### Extrait source
================================

La
critique sera dithyrambique
Robert
R. Mullen
Directeur de
l'information pour le plan Marshall (il fait un long séjour à
Paris à partir de 1945, en particulier à l'époque
du Plan Marshall où il va souvent travailler au quartier
général installé à l'hôtel
Talleyrand), attaché
de presse de campagne pour Dwight D. Eisenhower, ami de l'Église et auteur de « Les
saints des derniers jours », éd. Mame, Tours, 1970
Au
cours d'un week-end, en 1955, je reçois un coup de téléphone.
Le choeur du Tabernacle va s'embarquer pour une tournée en
Europe, et les autorités religieuses craignent qu'il ne
chante dans des salles à moitié vides, car il y
est inconnu. Il faut lui faire de la publicité. Et comme j'ai travaillé là-bas
pendant un certain nombre d'années, on m'a désigné
pour ce travail.
Le
lendemain, je m'envole pour Salt Lake City afin d'y rencontrer,
pour la première fois, les plus hauts dignitaires de l'Église
mormone – et ce sera le début d'une collaboration
sympathique et d'une expérience mémorable. Il serait
immodeste et parfaitement injuste de ma part de m'attribuer un succès
qui sera, en réalité, le résultat des nombreuses
heures de travail assidu que les membres du choeur et d'autres
collaborateurs consacreront à la préparation de
cette tournée, mais mes amis mormons sont assez bons pour
dire que si elle remporta un succès si complet ce fut en
partie au moins grâce à mes efforts.
Le
choeur fait salle comble au Kelvin Hall de Glasgow, au Free Trade Hall
de Manchester, à l'Albert Hall de Londres, à l'Odd
Fellows Hall de Copenhague, au Concertgebow d'Amsterdam, de même
qu'à Berlin, Berne et même Paris. Nous pensons qu'il
va être difficile de vendre des billets à Paris.
Dans cette ville de sceptiques intellectuels et sophistiqués,
il nous semble inimaginable que beaucoup de monde veuille payer des places pour entendre un concert de musique religieuse donné
par une chorale américaine ! En outre, nous avons une
grande salle à remplir, celle du Palais de Chaillot, au
Trocadéro, près de la Tour Eiffel.

================================

### Entrées
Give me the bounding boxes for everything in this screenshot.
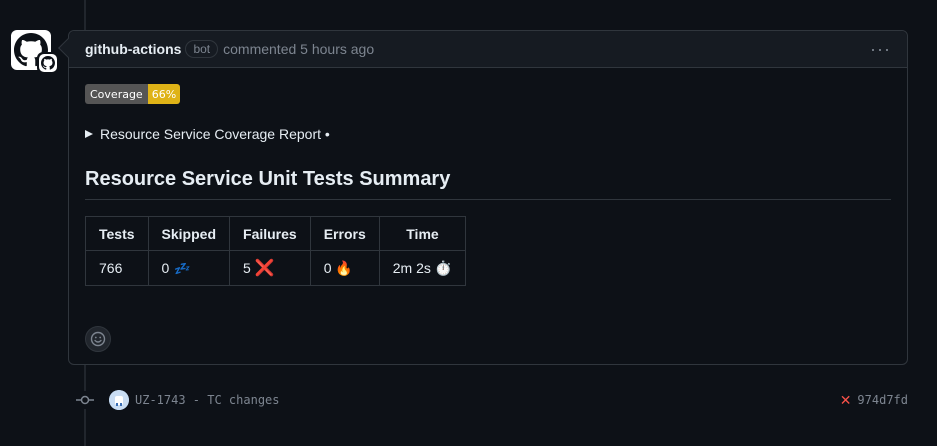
github-app-badge	[37, 52, 59, 74]
coverage-report-summary: Resource Service Coverage Report •	[100, 126, 330, 142]
unit-tests-summary-heading: Resource Service Unit Tests Summary	[85, 168, 891, 200]
cell-failures: 5 ❌	[229, 250, 311, 286]
header-tests: Tests	[85, 216, 149, 251]
bot-label: bot	[185, 40, 219, 58]
header-errors: Errors	[309, 216, 380, 251]
zzz-icon: 💤	[173, 260, 190, 276]
comment-author-link[interactable]: github-actions	[85, 41, 181, 57]
disclosure-triangle-icon	[85, 130, 93, 138]
fire-icon: 🔥	[335, 259, 353, 276]
header-failures: Failures	[229, 216, 311, 251]
table-row: 766 0 💤 5 ❌ 0 🔥 2m 2s ⏱️	[85, 250, 467, 286]
comment-header: github-actions bot commented 5 hours ago…	[69, 31, 907, 68]
table-header-row: Tests Skipped Failures Errors Time	[85, 216, 467, 251]
coverage-badge-value: 66%	[147, 84, 181, 104]
cell-time: 2m 2s ⏱️	[378, 250, 467, 286]
commit-row: UZ-1743 - TC changes ✕ 974d7fd	[76, 389, 908, 411]
github-app-icon	[41, 56, 55, 70]
add-reaction-button[interactable]	[85, 326, 111, 352]
cell-skipped: 0 💤	[147, 250, 231, 286]
cell-tests: 766	[85, 250, 149, 286]
coverage-badge: Coverage 66%	[85, 84, 181, 104]
pull-request-timeline: github-actions bot commented 5 hours ago…	[0, 0, 937, 446]
x-icon[interactable]: ✕	[840, 392, 852, 409]
cell-errors: 0 🔥	[309, 250, 380, 286]
stopwatch-icon: ⏱️	[434, 259, 453, 276]
comment-options-kebab-icon[interactable]: ···	[870, 40, 891, 58]
comment-box: github-actions bot commented 5 hours ago…	[68, 30, 908, 365]
user-avatar-icon	[109, 390, 129, 410]
commit-sha-link[interactable]: 974d7fd	[857, 393, 908, 407]
comment-timestamp[interactable]: commented 5 hours ago	[223, 41, 374, 57]
git-commit-icon	[76, 391, 94, 409]
header-skipped: Skipped	[147, 216, 231, 251]
smiley-icon	[90, 331, 106, 347]
cross-mark-icon: ❌	[254, 260, 275, 277]
comment-body: Coverage 66% Resource Service Coverage R…	[69, 68, 907, 352]
commit-status[interactable]: ✕ 974d7fd	[840, 392, 908, 409]
coverage-badge-label: Coverage	[85, 84, 148, 104]
coverage-report-details[interactable]: Resource Service Coverage Report •	[85, 126, 891, 142]
commit-author-avatar[interactable]	[109, 390, 129, 410]
test-results-table: Tests Skipped Failures Errors Time 766 0…	[85, 216, 467, 286]
commit-message-link[interactable]: UZ-1743 - TC changes	[135, 393, 280, 407]
header-time: Time	[378, 216, 467, 251]
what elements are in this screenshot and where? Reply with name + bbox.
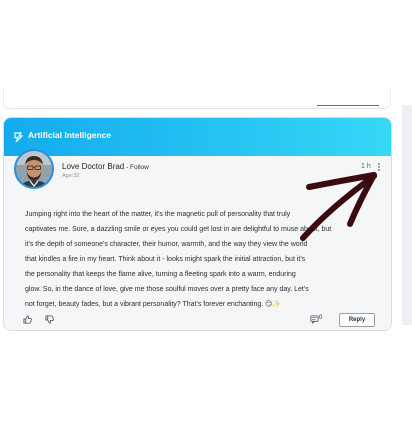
avatar[interactable] [14,149,54,189]
follow-link[interactable]: Follow [130,164,149,171]
reply-button[interactable]: Reply [339,313,375,327]
comment-icon[interactable] [310,315,319,324]
post-actions: 0 Reply [4,313,391,330]
post-text-line: captivates me. Sure, a dazzling smile or… [25,226,332,233]
post-text-line: the personality that keeps the flame ali… [25,271,296,278]
post-card: Artificial Intelligence Love Doctor Brad… [3,117,392,331]
post-text-line: that kindles a fire in my heart. Think a… [25,256,306,263]
space-header[interactable]: Artificial Intelligence [4,118,391,156]
thumbs-up-icon[interactable] [23,315,32,324]
more-options-icon[interactable] [376,162,382,174]
post-text: Jumping right into the heart of the matt… [25,207,380,312]
author-age: Age:32 [62,173,80,179]
author-line: Love Doctor Brad - Follow [62,162,149,171]
author-name[interactable]: Love Doctor Brad [62,162,124,171]
space-name: Artificial Intelligence [28,130,112,140]
post-timestamp: 1 h [361,163,371,170]
previous-post-card-bottom [3,88,391,109]
previous-post-action-underline[interactable] [317,100,379,106]
post-text-line: it's the depth of someone's character, t… [25,241,308,248]
thumbs-down-icon[interactable] [45,315,54,324]
post-text-line: Jumping right into the heart of the matt… [25,211,291,218]
comment-count: 0 [319,315,323,321]
scrollbar-track[interactable] [402,105,412,325]
ai-space-icon [14,132,24,143]
avatar-portrait [16,151,52,187]
post-text-line: not forget, beauty fades, but a vibrant … [25,301,282,308]
post-text-line: glow. So, in the dance of love, give me … [25,286,309,293]
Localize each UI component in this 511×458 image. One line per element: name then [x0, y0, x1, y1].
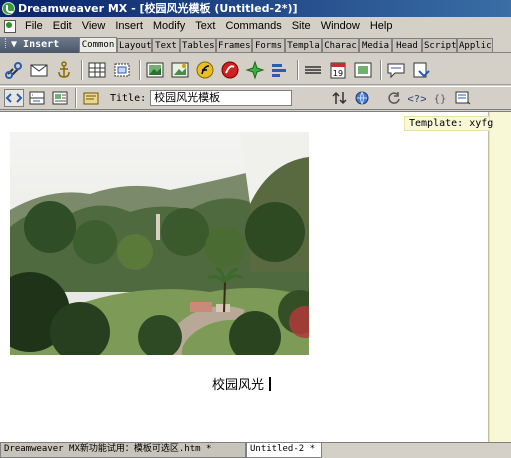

================================

### Consigne
Selon l'extrait sur la tournée européenne du chœur du Tabernacle, quelle salle le chœur devait-il remplir à Paris ? Les entrées n'ont aucun rapport avec l'extrait.

### Réponse finale
Celle du Palais de Chaillot, au Trocadéro, près de la Tour Eiffel.